[Begin Material]
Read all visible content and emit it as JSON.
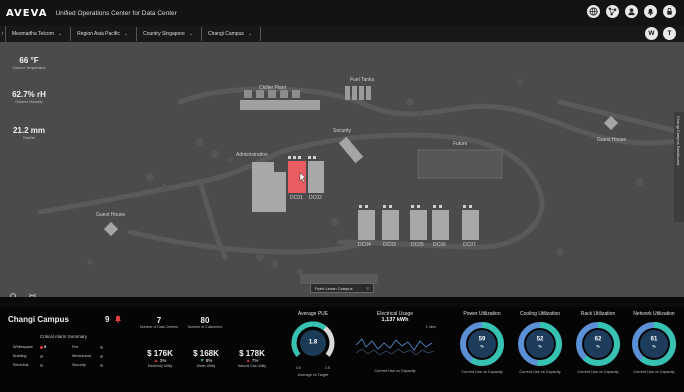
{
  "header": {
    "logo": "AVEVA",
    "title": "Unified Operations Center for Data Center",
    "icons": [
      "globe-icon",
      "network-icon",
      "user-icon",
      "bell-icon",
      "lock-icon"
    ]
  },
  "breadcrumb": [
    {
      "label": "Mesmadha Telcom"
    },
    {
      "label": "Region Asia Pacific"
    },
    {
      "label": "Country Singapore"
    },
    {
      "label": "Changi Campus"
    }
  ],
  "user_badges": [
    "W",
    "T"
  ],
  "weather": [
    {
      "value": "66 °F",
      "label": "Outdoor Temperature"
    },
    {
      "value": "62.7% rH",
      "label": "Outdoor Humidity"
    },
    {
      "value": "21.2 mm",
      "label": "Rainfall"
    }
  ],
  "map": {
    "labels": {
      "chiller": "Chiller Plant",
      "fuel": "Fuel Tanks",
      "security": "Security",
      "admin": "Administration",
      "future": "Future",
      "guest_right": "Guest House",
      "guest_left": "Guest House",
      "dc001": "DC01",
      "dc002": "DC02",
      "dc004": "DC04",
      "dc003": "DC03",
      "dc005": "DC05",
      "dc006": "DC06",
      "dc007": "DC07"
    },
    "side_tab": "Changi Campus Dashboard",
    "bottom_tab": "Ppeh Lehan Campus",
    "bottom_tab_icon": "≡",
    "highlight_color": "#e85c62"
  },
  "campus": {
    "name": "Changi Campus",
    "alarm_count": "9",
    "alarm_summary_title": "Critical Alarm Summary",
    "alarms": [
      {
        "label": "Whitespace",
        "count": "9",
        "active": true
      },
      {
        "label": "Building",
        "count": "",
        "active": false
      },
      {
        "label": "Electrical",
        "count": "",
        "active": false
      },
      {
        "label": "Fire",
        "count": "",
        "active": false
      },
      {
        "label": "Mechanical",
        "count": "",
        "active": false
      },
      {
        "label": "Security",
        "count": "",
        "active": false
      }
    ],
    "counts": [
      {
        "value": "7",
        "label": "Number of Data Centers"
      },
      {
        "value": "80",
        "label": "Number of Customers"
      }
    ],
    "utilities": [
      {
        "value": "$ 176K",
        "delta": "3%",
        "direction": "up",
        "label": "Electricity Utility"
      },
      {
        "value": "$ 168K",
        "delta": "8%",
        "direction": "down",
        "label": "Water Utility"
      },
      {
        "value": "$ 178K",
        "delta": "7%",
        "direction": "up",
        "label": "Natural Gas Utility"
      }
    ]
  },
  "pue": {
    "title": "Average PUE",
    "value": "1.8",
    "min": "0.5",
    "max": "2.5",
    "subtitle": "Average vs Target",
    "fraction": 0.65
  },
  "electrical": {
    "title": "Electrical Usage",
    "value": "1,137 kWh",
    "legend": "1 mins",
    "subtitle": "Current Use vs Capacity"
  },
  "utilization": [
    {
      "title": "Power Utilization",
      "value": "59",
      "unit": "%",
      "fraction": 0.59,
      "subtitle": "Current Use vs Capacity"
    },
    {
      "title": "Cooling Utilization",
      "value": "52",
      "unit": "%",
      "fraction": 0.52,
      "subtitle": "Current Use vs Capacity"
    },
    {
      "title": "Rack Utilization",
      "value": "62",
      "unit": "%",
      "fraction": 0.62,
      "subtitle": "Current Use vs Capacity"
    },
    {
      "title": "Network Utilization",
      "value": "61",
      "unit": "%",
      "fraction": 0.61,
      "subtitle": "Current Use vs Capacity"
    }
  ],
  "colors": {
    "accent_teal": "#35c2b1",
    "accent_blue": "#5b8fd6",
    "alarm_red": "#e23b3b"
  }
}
[End Material]
[Begin Material]
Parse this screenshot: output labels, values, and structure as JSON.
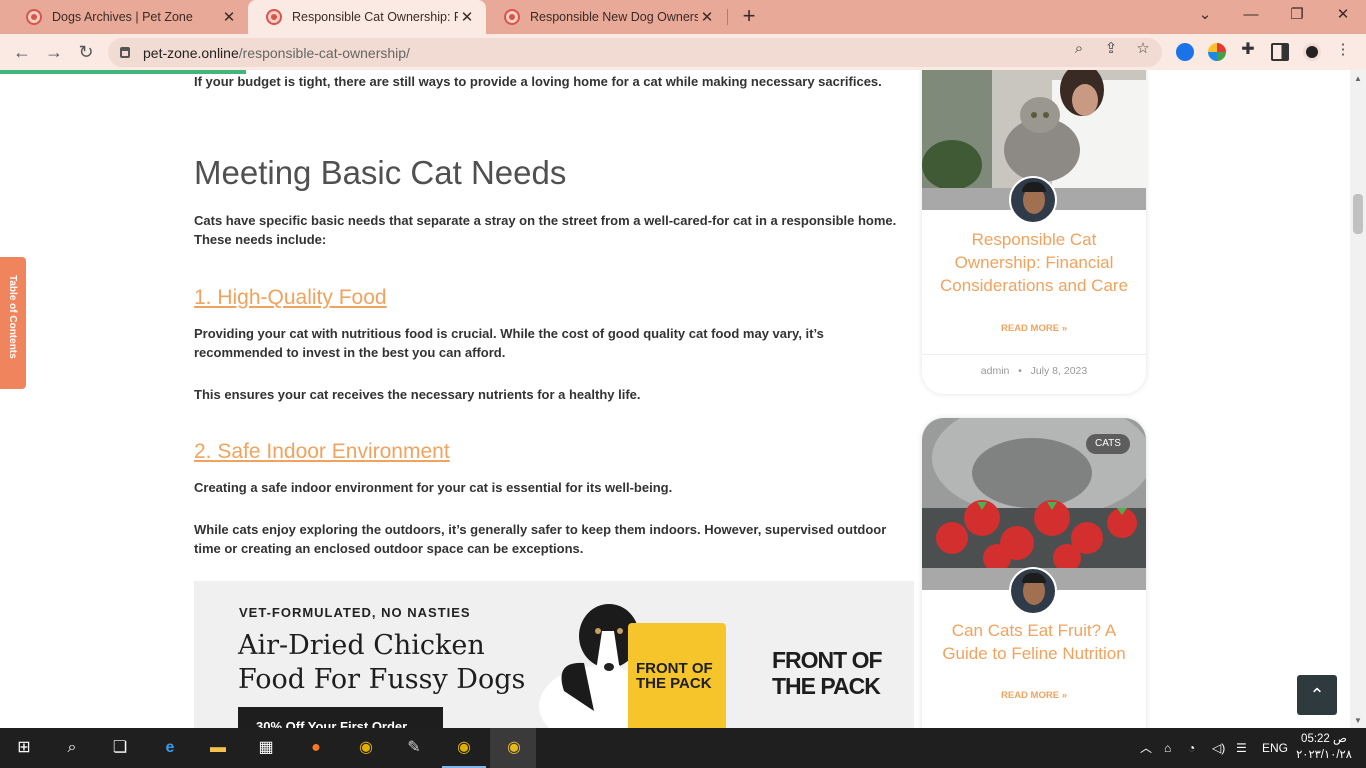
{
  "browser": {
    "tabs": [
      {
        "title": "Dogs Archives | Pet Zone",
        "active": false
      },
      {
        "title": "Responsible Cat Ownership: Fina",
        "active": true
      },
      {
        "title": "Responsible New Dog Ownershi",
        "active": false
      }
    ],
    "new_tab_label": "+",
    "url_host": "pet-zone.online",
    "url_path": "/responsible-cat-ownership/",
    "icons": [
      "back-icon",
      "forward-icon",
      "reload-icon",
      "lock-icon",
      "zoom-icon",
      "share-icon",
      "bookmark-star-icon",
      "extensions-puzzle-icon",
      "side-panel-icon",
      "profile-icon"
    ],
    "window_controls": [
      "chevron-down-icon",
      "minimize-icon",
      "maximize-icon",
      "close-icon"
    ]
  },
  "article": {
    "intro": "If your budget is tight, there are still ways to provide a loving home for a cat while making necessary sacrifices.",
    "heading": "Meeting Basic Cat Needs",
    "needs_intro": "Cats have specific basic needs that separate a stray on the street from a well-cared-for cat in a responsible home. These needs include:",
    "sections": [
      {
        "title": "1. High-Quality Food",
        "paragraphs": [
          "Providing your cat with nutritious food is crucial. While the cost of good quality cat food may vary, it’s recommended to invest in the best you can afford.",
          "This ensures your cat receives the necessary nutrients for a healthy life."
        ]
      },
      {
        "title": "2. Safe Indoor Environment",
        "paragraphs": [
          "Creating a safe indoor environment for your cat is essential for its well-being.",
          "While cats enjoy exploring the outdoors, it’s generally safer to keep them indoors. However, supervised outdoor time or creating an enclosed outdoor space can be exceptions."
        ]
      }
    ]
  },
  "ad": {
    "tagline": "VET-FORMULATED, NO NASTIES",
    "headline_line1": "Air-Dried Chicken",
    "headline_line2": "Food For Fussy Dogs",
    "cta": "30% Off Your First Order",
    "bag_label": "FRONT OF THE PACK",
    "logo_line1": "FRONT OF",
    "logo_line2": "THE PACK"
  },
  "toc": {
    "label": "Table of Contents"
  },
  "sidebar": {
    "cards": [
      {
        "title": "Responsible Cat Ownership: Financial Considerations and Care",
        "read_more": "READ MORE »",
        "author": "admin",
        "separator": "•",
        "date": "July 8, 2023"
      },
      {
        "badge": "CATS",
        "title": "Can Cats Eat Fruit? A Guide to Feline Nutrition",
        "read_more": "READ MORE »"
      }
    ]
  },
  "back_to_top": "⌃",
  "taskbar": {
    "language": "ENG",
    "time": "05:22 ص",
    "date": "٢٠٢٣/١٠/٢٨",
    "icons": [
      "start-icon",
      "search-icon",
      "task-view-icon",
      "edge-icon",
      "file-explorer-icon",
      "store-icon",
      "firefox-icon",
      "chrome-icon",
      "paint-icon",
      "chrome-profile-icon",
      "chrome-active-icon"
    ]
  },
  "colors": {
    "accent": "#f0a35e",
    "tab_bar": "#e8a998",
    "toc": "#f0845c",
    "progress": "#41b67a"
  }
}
[End Material]
[Begin Material]
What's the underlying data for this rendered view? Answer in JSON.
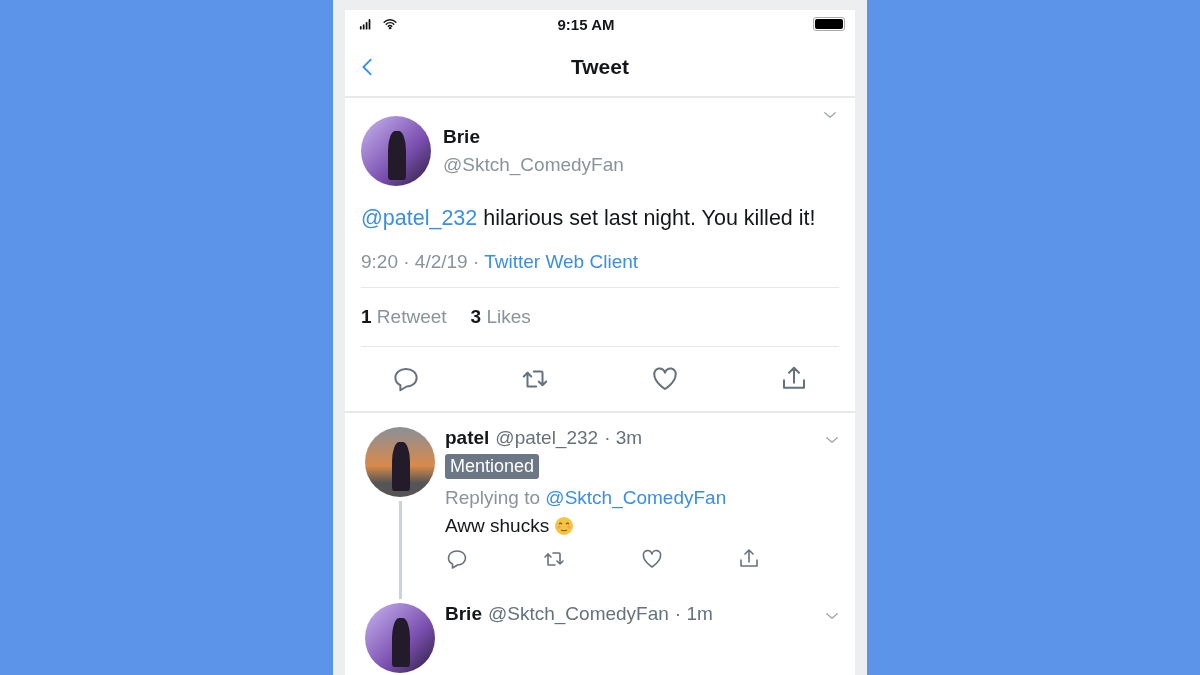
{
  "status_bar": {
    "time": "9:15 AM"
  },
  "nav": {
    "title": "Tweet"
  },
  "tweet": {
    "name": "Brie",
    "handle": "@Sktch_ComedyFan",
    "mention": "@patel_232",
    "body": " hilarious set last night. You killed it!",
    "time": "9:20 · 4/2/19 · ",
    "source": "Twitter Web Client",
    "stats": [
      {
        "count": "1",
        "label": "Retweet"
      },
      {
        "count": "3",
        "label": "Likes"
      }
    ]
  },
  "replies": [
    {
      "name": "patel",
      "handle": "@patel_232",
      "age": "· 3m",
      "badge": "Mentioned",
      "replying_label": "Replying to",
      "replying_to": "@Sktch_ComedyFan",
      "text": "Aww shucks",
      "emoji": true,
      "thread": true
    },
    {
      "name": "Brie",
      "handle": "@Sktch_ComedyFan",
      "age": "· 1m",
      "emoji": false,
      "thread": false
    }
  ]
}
[End Material]
What the exercise asks.
Which lines in the data above contain "FRONT"? Show each one.

Answer to the problem.
    "bag_label": "FRONT OF THE PACK",
    "logo_line1": "FRONT OF",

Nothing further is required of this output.